Prompt | Find each line with the string "teacher" and copy it.

Exercise material |
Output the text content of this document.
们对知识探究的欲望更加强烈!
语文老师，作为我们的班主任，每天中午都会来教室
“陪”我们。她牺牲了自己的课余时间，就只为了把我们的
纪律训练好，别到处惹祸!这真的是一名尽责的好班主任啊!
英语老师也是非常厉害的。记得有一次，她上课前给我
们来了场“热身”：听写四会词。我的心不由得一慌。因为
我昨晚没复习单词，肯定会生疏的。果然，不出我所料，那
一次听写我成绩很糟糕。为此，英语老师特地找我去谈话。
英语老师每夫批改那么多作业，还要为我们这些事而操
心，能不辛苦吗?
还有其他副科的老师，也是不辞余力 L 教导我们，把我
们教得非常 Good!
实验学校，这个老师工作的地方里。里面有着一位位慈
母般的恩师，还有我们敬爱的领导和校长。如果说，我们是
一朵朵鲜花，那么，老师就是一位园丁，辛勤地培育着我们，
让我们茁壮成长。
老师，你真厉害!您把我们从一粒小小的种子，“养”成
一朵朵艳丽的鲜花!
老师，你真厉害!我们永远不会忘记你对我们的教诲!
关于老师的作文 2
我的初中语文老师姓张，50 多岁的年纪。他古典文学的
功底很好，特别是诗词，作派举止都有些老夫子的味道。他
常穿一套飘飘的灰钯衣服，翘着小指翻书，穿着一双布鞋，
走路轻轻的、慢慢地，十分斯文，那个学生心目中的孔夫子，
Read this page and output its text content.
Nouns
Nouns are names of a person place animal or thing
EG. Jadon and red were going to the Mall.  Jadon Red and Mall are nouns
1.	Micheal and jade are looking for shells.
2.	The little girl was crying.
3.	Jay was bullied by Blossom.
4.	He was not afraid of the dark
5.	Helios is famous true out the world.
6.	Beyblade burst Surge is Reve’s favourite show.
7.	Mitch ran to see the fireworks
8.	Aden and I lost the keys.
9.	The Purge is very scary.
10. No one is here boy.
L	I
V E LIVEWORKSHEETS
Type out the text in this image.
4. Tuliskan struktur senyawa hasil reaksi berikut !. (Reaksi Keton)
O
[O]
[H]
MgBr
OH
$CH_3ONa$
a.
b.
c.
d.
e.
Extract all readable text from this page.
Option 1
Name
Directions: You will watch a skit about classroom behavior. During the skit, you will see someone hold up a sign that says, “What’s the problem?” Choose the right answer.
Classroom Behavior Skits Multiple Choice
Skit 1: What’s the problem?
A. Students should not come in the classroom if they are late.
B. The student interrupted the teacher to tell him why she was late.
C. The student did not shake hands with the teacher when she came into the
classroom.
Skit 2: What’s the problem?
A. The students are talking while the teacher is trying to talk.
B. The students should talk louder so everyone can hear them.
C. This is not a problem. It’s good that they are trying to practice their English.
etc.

Correct answer |
B. The student interrupted the teacher to tell him why she was late.
C. The student did not shake hands with the teacher when she came into the
A. The students are talking while the teacher is trying to talk.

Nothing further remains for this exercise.